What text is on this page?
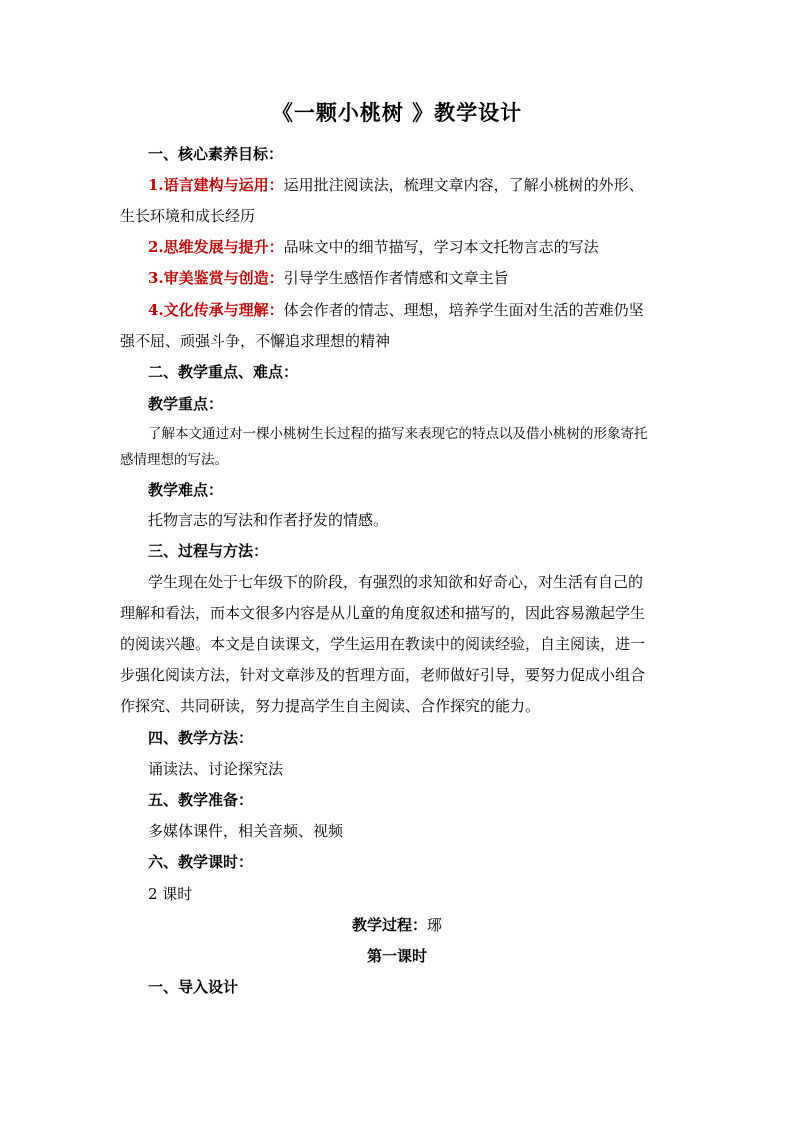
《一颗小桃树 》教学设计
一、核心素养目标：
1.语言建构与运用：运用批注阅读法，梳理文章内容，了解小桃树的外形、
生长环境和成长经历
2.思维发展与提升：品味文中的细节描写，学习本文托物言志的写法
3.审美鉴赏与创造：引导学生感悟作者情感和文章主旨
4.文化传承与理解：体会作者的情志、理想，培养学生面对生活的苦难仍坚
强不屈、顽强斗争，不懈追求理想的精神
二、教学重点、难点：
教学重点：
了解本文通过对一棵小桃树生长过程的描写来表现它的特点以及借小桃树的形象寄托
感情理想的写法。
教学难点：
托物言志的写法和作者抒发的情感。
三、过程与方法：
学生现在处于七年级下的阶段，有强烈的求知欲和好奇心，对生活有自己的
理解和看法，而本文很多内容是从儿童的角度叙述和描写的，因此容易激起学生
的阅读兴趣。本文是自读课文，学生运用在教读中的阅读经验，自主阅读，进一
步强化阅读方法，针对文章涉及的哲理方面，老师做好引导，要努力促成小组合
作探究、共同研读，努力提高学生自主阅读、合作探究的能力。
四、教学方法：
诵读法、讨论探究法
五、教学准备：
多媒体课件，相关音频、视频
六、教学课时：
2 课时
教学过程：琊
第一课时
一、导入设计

----------

* Task statement: All of the records above must be copied exactly, except for the pictures.

* Result:
What text is on this page?
《一颗小桃树 》教学设计
一、核心素养目标：
1.语言建构与运用：运用批注阅读法，梳理文章内容，了解小桃树的外形、
生长环境和成长经历
2.思维发展与提升：品味文中的细节描写，学习本文托物言志的写法
3.审美鉴赏与创造：引导学生感悟作者情感和文章主旨
4.文化传承与理解：体会作者的情志、理想，培养学生面对生活的苦难仍坚
强不屈、顽强斗争，不懈追求理想的精神
二、教学重点、难点：
教学重点：
了解本文通过对一棵小桃树生长过程的描写来表现它的特点以及借小桃树的形象寄托
感情理想的写法。
教学难点：
托物言志的写法和作者抒发的情感。
三、过程与方法：
学生现在处于七年级下的阶段，有强烈的求知欲和好奇心，对生活有自己的
理解和看法，而本文很多内容是从儿童的角度叙述和描写的，因此容易激起学生
的阅读兴趣。本文是自读课文，学生运用在教读中的阅读经验，自主阅读，进一
步强化阅读方法，针对文章涉及的哲理方面，老师做好引导，要努力促成小组合
作探究、共同研读，努力提高学生自主阅读、合作探究的能力。
四、教学方法：
诵读法、讨论探究法
五、教学准备：
多媒体课件，相关音频、视频
六、教学课时：
2 课时
教学过程：琊
第一课时
一、导入设计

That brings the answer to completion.